--- What the exercise asks ---
Copy out, from the entries below, each line holding the string "product".

**** Records shown ****

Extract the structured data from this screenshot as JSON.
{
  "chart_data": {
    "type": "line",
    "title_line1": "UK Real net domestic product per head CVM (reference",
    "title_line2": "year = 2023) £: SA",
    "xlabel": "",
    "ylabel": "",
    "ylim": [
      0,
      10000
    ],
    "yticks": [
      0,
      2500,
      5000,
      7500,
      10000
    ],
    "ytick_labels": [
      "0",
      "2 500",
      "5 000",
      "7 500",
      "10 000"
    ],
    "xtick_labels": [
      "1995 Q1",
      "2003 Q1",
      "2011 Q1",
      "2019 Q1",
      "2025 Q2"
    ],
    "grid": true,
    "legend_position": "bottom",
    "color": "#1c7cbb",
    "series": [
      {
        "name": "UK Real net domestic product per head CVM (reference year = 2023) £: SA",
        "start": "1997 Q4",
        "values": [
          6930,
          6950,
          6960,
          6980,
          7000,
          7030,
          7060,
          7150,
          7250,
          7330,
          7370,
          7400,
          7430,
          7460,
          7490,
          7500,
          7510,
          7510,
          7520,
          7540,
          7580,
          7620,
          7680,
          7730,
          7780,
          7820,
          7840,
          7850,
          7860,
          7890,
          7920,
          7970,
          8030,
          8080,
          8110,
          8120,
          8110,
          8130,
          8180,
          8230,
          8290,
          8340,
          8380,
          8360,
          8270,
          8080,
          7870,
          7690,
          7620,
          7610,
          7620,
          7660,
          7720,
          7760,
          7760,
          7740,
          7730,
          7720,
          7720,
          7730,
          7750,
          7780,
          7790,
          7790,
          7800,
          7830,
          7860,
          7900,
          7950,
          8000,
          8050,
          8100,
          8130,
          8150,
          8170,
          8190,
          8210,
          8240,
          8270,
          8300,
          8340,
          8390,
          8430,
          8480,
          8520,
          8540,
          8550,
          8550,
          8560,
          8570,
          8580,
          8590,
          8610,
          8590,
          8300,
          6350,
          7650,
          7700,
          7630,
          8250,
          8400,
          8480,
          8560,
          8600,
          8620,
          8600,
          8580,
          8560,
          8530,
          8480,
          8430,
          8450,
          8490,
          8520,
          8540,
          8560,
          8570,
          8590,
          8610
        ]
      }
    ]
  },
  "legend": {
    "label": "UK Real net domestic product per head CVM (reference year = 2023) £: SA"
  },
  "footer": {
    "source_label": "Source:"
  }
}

****

--- Exercise answer ---
    "title_line1": "UK Real net domestic product per head CVM (reference",
        "name": "UK Real net domestic product per head CVM (reference year = 2023) £: SA",
    "label": "UK Real net domestic product per head CVM (reference year = 2023) £: SA"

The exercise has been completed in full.